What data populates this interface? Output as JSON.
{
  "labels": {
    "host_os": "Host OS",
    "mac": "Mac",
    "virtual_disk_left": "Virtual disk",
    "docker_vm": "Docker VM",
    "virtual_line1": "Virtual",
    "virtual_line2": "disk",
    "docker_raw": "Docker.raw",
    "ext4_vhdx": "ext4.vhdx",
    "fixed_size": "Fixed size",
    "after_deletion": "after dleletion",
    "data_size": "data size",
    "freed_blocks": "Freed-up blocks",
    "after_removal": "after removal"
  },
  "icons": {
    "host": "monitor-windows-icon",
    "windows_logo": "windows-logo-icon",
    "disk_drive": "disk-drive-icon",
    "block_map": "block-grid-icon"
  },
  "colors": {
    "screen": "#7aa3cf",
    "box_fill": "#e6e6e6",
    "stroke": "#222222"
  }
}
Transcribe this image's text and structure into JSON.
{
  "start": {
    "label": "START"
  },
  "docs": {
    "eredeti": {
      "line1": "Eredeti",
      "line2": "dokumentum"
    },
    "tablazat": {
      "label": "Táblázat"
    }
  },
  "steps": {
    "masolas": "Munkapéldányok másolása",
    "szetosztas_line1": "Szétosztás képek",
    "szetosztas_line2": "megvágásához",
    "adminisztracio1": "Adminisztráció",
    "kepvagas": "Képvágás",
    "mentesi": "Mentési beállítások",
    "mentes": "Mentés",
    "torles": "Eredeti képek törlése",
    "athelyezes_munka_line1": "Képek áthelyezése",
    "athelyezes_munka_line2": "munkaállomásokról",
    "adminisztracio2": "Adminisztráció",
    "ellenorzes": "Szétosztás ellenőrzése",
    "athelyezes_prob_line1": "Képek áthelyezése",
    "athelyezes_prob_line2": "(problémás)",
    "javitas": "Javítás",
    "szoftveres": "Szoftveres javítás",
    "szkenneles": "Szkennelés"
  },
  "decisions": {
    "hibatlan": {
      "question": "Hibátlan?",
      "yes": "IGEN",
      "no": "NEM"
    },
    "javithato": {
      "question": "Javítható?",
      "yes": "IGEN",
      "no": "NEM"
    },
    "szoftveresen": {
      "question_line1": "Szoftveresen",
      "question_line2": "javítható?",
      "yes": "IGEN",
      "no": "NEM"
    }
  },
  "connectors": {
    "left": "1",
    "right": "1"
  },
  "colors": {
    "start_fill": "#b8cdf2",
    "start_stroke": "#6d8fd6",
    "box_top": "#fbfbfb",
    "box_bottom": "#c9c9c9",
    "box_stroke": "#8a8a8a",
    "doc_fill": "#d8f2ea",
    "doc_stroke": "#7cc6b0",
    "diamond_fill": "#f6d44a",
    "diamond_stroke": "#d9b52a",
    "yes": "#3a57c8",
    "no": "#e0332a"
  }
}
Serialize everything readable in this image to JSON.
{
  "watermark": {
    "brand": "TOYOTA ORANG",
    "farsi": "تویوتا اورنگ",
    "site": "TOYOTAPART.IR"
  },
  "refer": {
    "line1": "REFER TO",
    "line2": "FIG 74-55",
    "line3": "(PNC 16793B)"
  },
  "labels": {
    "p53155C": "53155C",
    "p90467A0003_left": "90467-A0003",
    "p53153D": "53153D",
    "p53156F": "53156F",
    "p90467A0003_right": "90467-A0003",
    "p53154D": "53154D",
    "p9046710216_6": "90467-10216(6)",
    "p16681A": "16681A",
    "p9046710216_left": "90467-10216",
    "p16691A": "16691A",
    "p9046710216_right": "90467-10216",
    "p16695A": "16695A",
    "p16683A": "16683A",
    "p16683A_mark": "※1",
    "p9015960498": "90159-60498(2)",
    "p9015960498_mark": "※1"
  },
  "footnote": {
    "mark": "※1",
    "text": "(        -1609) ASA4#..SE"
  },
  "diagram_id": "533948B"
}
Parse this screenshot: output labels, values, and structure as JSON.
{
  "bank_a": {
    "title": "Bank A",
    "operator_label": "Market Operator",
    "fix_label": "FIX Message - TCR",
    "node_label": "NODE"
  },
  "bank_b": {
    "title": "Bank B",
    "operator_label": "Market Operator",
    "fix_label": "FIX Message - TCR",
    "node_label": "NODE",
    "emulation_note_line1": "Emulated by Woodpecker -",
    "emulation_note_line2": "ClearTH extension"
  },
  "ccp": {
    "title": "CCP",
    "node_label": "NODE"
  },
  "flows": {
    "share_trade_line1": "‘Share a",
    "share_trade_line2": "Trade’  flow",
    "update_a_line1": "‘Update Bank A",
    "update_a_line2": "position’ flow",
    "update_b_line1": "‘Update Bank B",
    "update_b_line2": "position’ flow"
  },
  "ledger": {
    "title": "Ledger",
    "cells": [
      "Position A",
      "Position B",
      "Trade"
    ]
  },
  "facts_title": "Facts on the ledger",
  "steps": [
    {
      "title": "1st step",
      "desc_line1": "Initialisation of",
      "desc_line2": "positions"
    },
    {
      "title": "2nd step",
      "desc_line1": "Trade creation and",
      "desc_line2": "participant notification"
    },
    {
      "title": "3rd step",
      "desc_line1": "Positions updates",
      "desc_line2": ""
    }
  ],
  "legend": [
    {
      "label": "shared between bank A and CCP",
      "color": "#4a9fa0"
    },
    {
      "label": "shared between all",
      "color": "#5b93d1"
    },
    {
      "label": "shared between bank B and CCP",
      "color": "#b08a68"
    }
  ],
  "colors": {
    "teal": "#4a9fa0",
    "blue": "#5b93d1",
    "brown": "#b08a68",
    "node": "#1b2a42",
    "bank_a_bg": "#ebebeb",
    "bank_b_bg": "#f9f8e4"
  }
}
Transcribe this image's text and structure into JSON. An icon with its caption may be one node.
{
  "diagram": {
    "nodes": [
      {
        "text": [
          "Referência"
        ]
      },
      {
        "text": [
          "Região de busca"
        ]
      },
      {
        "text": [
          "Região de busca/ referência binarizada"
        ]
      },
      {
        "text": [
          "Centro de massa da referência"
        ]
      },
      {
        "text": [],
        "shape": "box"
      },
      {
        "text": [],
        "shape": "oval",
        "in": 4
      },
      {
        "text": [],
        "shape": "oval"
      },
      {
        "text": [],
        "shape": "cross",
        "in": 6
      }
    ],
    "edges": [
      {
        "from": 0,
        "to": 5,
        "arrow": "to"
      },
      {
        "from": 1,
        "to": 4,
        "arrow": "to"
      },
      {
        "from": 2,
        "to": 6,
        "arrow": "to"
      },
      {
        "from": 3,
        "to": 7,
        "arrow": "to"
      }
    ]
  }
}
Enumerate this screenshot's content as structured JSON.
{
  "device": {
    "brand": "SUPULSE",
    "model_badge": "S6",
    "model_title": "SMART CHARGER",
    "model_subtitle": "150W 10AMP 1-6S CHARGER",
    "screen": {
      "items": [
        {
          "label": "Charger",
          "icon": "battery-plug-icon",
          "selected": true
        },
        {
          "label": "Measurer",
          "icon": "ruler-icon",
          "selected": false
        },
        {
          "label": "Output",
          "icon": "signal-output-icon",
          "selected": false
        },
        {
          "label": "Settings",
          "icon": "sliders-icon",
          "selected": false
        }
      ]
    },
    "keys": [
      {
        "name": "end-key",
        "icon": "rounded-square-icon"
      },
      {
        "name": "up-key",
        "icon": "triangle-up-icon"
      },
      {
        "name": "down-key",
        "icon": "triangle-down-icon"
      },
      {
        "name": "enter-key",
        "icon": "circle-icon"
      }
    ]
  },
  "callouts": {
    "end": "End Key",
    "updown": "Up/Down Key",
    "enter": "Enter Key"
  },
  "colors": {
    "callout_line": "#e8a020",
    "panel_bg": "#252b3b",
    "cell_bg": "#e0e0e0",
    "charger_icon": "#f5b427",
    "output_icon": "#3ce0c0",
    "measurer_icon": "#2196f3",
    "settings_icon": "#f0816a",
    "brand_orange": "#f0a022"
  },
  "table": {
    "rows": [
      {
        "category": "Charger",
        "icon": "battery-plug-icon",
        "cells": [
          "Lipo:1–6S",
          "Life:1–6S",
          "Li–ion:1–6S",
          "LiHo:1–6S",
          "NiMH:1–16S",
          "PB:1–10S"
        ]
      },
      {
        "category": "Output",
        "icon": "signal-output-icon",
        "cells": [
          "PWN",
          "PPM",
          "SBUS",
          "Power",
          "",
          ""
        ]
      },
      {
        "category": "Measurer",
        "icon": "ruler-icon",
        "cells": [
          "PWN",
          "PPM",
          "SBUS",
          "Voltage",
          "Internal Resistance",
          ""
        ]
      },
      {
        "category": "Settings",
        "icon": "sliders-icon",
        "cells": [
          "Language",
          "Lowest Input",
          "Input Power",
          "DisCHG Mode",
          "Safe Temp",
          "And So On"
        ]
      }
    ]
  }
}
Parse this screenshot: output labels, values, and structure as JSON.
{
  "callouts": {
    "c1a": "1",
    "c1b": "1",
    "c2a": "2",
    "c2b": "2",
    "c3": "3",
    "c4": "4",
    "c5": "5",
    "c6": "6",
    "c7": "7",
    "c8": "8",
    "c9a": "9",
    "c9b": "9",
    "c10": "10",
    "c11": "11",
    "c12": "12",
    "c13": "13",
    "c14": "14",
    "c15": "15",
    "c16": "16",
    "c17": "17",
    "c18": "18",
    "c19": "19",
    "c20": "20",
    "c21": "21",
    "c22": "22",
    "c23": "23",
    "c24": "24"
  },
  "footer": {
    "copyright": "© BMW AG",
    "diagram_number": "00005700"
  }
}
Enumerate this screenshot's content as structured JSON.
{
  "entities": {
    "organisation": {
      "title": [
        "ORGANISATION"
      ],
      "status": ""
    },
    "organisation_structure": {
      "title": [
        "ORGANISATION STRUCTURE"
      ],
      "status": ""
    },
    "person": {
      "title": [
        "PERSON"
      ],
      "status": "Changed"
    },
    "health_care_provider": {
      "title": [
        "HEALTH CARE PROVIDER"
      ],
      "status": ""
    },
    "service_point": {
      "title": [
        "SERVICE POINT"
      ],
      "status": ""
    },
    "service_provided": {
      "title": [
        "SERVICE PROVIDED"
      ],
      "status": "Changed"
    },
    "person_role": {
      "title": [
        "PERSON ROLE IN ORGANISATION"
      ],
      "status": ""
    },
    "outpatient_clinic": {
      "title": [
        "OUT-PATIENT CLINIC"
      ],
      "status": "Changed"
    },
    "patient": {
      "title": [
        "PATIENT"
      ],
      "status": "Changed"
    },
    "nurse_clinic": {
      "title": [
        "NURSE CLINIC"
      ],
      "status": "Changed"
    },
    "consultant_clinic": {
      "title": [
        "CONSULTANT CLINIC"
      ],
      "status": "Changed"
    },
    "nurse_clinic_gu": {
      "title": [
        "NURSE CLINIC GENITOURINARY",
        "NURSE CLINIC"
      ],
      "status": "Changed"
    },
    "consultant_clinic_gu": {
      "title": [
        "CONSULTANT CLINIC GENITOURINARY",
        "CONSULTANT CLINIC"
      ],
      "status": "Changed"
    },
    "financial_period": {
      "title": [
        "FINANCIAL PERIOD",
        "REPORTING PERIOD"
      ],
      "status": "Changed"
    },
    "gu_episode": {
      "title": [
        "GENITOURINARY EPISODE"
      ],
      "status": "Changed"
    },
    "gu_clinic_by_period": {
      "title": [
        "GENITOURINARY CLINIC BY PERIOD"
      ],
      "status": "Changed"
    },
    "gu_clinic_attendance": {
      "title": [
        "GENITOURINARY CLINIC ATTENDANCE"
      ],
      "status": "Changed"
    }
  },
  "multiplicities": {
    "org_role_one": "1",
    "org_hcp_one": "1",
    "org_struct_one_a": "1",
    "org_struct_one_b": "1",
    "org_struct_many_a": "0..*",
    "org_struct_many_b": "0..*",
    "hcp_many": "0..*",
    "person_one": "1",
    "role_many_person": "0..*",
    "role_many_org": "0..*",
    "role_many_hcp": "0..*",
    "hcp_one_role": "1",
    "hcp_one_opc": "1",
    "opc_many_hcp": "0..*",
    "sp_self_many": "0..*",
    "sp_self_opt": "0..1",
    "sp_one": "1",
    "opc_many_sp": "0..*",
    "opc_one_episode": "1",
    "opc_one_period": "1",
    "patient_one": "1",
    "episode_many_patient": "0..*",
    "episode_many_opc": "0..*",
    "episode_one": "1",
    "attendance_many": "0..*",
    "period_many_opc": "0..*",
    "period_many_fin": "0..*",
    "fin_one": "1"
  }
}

+ + + + + + +

- [What you should do]
Among these entries, how many lines include the string "data"? Reply with the number by itself.

- [Expected output]
2